▶ [SET EXERCISE]: Find the number of lines in these records where the word "JSON" appears. Reply with that number and nothing more.

****************

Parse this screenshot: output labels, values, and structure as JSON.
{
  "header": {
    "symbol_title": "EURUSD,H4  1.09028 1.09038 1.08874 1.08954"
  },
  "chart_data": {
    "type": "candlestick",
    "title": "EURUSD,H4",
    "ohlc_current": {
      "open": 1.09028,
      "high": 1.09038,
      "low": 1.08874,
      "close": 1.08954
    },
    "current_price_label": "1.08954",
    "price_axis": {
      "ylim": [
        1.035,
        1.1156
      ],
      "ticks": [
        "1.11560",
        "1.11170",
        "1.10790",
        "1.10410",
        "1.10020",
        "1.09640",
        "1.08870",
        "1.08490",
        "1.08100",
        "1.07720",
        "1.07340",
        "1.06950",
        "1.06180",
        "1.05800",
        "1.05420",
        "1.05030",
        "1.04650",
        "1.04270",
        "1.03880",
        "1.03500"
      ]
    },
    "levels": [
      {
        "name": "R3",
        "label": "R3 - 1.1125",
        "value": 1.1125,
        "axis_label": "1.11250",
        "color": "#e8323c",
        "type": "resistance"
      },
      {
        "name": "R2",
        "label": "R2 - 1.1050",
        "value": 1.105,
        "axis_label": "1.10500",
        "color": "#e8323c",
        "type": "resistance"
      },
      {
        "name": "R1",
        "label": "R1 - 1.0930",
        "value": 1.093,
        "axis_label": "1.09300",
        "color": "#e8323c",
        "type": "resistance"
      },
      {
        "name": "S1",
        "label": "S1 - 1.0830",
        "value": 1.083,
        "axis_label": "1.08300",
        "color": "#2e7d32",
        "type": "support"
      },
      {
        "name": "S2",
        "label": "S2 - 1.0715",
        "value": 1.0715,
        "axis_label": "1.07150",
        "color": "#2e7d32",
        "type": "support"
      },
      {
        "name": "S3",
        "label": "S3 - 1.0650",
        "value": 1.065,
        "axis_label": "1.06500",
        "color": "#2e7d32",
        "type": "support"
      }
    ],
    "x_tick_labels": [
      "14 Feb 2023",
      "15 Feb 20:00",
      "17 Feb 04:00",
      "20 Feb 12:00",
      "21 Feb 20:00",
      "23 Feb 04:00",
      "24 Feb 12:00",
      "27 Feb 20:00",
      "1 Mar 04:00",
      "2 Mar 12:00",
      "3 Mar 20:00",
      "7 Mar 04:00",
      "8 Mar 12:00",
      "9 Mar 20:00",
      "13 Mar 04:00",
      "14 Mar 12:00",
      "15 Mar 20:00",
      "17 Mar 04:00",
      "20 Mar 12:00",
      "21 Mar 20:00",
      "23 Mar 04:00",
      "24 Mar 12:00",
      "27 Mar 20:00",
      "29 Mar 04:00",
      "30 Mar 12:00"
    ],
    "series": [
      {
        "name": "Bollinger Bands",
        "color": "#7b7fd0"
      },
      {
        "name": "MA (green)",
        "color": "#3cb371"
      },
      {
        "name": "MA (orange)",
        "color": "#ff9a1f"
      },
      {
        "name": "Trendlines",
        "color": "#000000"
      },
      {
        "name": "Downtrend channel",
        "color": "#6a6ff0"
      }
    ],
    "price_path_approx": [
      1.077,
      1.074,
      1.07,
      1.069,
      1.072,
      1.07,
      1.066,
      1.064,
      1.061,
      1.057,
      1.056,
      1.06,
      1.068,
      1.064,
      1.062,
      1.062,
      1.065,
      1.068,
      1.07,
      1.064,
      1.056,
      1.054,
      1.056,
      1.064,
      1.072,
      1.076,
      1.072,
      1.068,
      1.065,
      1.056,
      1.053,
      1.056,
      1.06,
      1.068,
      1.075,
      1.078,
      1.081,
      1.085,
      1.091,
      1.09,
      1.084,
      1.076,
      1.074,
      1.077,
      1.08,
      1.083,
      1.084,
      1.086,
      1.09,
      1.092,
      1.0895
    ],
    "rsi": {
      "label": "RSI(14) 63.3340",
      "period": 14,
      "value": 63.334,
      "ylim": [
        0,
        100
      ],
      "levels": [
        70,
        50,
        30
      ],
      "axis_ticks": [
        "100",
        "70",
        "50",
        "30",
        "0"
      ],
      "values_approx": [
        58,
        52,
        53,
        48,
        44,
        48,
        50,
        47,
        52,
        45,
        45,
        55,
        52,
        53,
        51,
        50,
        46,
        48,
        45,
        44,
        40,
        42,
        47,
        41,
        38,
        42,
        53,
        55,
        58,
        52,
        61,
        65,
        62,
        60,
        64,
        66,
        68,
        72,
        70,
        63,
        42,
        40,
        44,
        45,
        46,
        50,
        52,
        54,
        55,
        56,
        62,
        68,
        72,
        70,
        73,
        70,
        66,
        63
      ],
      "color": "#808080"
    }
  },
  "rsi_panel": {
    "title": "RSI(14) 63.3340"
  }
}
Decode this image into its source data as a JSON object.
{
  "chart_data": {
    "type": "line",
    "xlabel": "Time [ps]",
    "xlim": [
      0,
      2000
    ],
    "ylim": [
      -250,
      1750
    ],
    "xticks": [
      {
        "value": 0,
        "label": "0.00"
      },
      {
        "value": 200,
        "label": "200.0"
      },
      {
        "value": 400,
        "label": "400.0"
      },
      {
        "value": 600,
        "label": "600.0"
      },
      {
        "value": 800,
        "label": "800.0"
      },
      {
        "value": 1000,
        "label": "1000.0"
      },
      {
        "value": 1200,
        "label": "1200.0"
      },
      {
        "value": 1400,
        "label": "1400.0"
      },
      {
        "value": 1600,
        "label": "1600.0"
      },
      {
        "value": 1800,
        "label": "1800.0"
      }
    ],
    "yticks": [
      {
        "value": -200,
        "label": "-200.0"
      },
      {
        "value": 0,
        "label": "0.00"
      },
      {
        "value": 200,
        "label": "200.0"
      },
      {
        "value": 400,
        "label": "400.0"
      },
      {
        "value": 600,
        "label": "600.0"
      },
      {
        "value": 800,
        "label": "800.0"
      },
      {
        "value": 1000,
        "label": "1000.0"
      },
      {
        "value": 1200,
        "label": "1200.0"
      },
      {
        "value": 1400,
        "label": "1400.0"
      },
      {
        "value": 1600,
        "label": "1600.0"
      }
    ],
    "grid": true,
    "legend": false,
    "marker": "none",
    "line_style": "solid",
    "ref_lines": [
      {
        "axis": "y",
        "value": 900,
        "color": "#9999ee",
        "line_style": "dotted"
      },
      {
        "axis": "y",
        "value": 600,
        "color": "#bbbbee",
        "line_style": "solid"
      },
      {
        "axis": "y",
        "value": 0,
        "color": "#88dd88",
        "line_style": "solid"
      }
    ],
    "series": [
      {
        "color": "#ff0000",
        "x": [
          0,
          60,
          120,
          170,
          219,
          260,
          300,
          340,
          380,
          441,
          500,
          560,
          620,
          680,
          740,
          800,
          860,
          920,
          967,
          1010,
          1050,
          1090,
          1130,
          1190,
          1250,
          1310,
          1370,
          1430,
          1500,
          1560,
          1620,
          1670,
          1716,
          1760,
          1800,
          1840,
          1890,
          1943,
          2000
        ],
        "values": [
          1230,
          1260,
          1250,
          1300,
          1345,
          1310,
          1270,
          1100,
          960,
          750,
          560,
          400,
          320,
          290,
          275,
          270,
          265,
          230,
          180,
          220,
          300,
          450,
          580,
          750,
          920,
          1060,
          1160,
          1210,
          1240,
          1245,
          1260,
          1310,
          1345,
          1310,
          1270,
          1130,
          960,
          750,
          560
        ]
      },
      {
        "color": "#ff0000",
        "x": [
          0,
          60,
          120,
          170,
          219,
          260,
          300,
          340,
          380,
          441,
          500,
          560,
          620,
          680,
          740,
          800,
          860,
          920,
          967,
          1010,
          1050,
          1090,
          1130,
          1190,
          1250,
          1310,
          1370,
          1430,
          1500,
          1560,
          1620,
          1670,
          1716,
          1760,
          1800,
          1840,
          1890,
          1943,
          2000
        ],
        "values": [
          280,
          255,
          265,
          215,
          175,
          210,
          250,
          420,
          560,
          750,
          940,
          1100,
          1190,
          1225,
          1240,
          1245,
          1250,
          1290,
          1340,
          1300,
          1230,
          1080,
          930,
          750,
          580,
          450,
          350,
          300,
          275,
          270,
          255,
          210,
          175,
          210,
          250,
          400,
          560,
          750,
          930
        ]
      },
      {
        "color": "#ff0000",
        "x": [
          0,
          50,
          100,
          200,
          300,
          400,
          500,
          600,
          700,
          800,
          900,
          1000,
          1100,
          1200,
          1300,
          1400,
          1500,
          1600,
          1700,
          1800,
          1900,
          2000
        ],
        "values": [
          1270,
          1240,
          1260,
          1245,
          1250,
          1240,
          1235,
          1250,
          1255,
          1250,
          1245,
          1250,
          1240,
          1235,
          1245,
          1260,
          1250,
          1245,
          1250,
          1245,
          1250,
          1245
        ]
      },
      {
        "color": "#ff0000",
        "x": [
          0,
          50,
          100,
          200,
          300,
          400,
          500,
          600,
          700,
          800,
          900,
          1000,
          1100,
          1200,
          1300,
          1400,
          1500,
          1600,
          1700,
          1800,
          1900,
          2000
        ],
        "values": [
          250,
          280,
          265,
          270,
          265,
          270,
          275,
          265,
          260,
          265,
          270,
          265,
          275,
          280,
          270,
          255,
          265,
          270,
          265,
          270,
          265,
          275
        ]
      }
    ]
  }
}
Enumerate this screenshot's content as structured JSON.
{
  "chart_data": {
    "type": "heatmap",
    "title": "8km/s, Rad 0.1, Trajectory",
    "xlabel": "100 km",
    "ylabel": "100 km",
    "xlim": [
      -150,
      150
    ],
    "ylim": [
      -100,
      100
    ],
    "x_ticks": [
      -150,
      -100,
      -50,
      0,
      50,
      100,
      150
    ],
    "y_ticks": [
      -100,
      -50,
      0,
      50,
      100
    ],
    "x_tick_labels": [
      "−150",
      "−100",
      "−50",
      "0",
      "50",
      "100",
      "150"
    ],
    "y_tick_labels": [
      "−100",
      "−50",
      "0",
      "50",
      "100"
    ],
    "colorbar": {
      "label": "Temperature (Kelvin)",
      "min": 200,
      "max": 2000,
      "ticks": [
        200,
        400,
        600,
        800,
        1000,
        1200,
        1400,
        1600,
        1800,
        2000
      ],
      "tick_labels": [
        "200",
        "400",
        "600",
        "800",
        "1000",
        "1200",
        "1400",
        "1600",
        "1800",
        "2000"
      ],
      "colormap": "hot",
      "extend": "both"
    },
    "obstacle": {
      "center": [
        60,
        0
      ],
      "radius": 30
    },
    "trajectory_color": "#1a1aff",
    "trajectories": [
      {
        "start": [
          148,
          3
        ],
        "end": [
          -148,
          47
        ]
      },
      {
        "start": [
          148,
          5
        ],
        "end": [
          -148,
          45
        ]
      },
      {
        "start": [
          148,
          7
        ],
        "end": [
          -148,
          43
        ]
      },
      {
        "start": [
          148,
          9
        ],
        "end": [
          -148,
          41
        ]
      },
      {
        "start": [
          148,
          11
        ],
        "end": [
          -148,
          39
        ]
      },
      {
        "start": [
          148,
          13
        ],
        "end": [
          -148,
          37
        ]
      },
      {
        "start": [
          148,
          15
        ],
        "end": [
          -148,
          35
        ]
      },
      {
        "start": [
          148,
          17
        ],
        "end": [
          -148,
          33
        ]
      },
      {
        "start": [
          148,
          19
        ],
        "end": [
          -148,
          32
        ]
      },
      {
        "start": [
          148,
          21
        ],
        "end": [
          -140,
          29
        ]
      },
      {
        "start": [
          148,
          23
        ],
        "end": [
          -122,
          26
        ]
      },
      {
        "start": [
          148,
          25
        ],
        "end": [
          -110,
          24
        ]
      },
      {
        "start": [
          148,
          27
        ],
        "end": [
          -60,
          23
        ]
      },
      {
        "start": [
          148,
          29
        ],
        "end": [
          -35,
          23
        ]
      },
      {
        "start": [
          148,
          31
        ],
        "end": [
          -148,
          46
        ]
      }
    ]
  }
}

****************

▶ [REPLY TO THE TASK]: 3